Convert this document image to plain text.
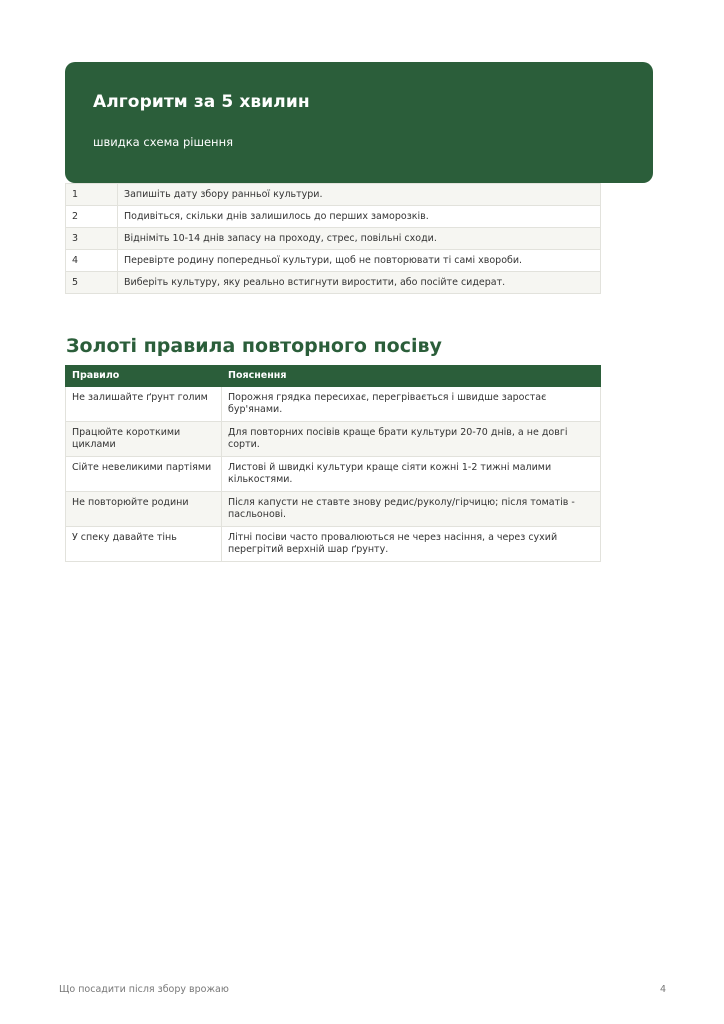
Алгоритм за 5 хвилин
швидка схема рішення
1	Запишіть дату збору ранньої культури.
2	Подивіться, скільки днів залишилось до перших заморозків.
3	Відніміть 10-14 днів запасу на проходу, стрес, повільні сходи.
4	Перевірте родину попередньої культури, щоб не повторювати ті самі хвороби.
5	Виберіть культуру, яку реально встигнути виростити, або посійте сидерат.
Золоті правила повторного посіву
Правило	Пояснення
Не залишайте ґрунт голим	Порожня грядка пересихає, перегрівається і швидше заростає бур'янами.
Працюйте короткими циклами	Для повторних посівів краще брати культури 20-70 днів, а не довгі сорти.
Сійте невеликими партіями	Листові й швидкі культури краще сіяти кожні 1-2 тижні малими кількостями.
Не повторюйте родини	Після капусти не ставте знову редис/руколу/гірчицю; після томатів - пасльонові.
У спеку давайте тінь	Літні посіви часто провалюються не через насіння, а через сухий перегрітий верхній шар ґрунту.
Що посадити після збору врожаю	4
========================================================================
• Instructions to follow: Omit every picture while copying the listing above exactly.

• Solution below:
Convert this document image to plain text.
Алгоритм за 5 хвилин
швидка схема рішення
1	Запишіть дату збору ранньої культури.
2	Подивіться, скільки днів залишилось до перших заморозків.
3	Відніміть 10-14 днів запасу на проходу, стрес, повільні сходи.
4	Перевірте родину попередньої культури, щоб не повторювати ті самі хвороби.
5	Виберіть культуру, яку реально встигнути виростити, або посійте сидерат.
Золоті правила повторного посіву
Правило	Пояснення
Не залишайте ґрунт голим	Порожня грядка пересихає, перегрівається і швидше заростає бур'янами.
Працюйте короткими циклами	Для повторних посівів краще брати культури 20-70 днів, а не довгі сорти.
Сійте невеликими партіями	Листові й швидкі культури краще сіяти кожні 1-2 тижні малими кількостями.
Не повторюйте родини	Після капусти не ставте знову редис/руколу/гірчицю; після томатів - пасльонові.
У спеку давайте тінь	Літні посіви часто провалюються не через насіння, а через сухий перегрітий верхній шар ґрунту.
Що посадити після збору врожаю	4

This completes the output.